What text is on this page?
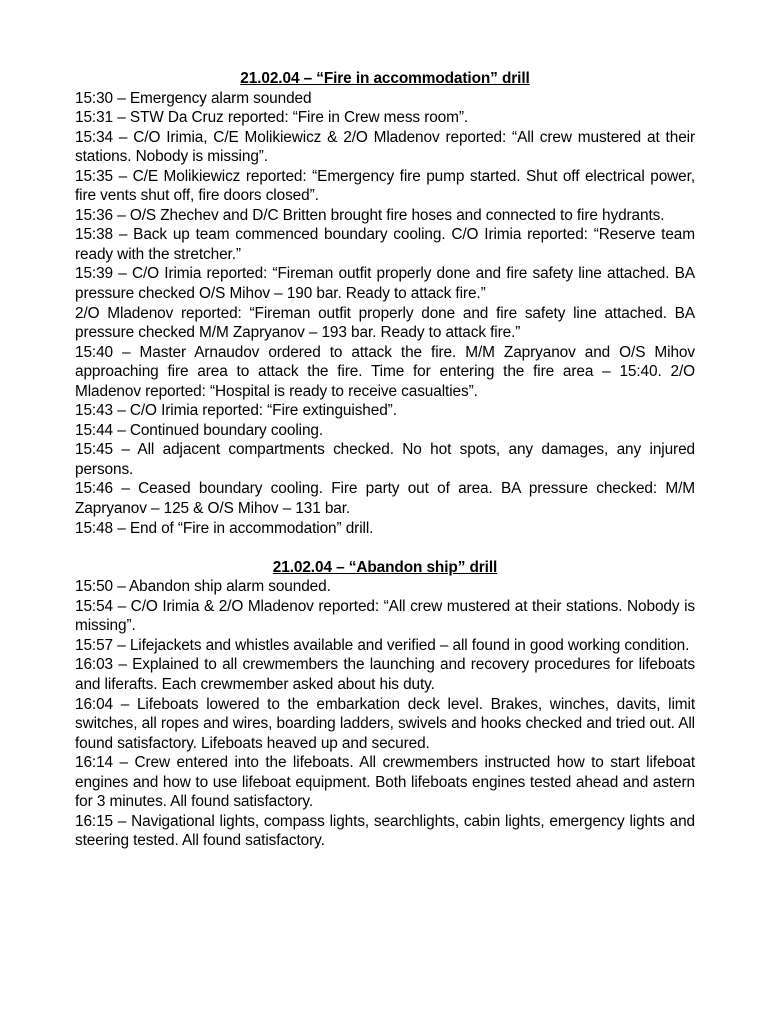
21.02.04 – “Fire in accommodation” drill
15:30 – Emergency alarm sounded
15:31 – STW Da Cruz reported: “Fire in Crew mess room”.
15:34 – C/O Irimia, C/E Molikiewicz & 2/O Mladenov reported: “All crew mustered at their stations. Nobody is missing”.
15:35 – C/E Molikiewicz reported: “Emergency fire pump started. Shut off electrical power, fire vents shut off, fire doors closed”.
15:36 – O/S Zhechev and D/C Britten brought fire hoses and connected to fire hydrants.
15:38 – Back up team commenced boundary cooling. C/O Irimia reported: “Reserve team ready with the stretcher.”
15:39 – C/O Irimia reported: “Fireman outfit properly done and fire safety line attached. BA pressure checked O/S Mihov – 190 bar. Ready to attack fire.”
2/O Mladenov reported: “Fireman outfit properly done and fire safety line attached. BA pressure checked M/M Zapryanov – 193 bar. Ready to attack fire.”
15:40 – Master Arnaudov ordered to attack the fire. M/M Zapryanov and O/S Mihov approaching fire area to attack the fire. Time for entering the fire area – 15:40. 2/O Mladenov reported: “Hospital is ready to receive casualties”.
15:43 – C/O Irimia reported: “Fire extinguished”.
15:44 – Continued boundary cooling.
15:45 – All adjacent compartments checked. No hot spots, any damages, any injured persons.
15:46 – Ceased boundary cooling. Fire party out of area. BA pressure checked: M/M Zapryanov – 125 & O/S Mihov – 131 bar.
15:48 – End of “Fire in accommodation” drill.
21.02.04 – “Abandon ship” drill
15:50 – Abandon ship alarm sounded.
15:54 – C/O Irimia & 2/O Mladenov reported: “All crew mustered at their stations. Nobody is missing”.
15:57 – Lifejackets and whistles available and verified – all found in good working condition.
16:03 – Explained to all crewmembers the launching and recovery procedures for lifeboats and liferafts. Each crewmember asked about his duty.
16:04 – Lifeboats lowered to the embarkation deck level. Brakes, winches, davits, limit switches, all ropes and wires, boarding ladders, swivels and hooks checked and tried out. All found satisfactory. Lifeboats heaved up and secured.
16:14 – Crew entered into the lifeboats. All crewmembers instructed how to start lifeboat engines and how to use lifeboat equipment. Both lifeboats engines tested ahead and astern for 3 minutes. All found satisfactory.
16:15 – Navigational lights, compass lights, searchlights, cabin lights, emergency lights and steering tested. All found satisfactory.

++++++++++

- _Given request_
Say, as a bare number, how many lines in the entries above include the string "boundary".

- _Solution for this problem_
3